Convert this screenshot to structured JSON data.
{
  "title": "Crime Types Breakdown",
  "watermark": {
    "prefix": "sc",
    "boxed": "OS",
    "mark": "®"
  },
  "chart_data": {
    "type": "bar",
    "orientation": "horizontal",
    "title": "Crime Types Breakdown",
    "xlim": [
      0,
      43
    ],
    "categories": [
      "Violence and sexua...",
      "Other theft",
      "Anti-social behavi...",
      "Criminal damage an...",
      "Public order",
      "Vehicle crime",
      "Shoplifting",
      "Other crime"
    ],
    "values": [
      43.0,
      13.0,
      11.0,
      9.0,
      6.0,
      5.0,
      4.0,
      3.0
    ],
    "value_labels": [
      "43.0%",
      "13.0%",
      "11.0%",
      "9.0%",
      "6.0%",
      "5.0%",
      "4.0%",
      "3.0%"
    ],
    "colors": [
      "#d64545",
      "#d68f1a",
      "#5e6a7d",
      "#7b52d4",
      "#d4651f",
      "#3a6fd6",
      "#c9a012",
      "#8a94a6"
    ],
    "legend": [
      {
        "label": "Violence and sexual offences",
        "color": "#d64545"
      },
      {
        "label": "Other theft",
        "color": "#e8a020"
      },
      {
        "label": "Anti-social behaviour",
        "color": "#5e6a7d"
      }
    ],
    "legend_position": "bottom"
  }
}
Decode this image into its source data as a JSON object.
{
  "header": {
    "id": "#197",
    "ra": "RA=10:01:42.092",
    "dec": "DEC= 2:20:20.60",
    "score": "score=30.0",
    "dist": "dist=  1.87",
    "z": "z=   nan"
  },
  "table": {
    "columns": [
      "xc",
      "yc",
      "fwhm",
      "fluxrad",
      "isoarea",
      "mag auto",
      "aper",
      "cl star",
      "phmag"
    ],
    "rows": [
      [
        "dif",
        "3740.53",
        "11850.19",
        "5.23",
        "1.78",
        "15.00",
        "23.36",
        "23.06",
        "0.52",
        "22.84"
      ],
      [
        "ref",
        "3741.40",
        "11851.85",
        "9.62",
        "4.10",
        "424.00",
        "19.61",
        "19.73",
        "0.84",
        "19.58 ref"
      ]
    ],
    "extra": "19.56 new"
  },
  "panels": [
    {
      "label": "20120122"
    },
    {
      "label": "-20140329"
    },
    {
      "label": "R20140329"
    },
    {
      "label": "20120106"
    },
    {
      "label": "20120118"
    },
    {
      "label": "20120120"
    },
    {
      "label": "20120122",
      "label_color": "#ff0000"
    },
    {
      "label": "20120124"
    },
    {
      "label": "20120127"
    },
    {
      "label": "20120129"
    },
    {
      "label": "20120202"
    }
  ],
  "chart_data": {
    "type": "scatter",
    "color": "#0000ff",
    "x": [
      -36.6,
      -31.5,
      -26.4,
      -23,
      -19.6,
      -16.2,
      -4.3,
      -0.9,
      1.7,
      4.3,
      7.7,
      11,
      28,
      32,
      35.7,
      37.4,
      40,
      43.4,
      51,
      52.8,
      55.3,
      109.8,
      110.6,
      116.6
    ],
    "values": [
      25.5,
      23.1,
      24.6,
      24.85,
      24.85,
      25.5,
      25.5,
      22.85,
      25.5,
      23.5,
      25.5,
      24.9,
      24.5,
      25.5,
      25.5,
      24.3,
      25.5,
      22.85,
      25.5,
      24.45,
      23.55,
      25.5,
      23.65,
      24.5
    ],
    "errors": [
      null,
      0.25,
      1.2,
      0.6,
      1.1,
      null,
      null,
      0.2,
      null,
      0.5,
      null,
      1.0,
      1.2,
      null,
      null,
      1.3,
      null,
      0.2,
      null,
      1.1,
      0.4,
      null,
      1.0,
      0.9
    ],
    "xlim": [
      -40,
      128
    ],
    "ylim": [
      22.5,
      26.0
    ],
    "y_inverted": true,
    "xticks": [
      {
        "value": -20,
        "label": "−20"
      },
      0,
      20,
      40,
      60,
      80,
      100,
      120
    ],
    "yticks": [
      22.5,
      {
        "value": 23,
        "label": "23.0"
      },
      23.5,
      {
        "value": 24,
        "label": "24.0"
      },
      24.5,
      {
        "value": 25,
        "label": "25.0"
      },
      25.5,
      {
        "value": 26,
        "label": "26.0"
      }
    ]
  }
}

┄┄┄┄┄┄┄┄┄┄┄┄┄┄┄┄┄┄┄┄

WHAT IS ASKED => Of the lines above, how many hold the string "title"? Answer with only the number.

FINAL ANSWER => 2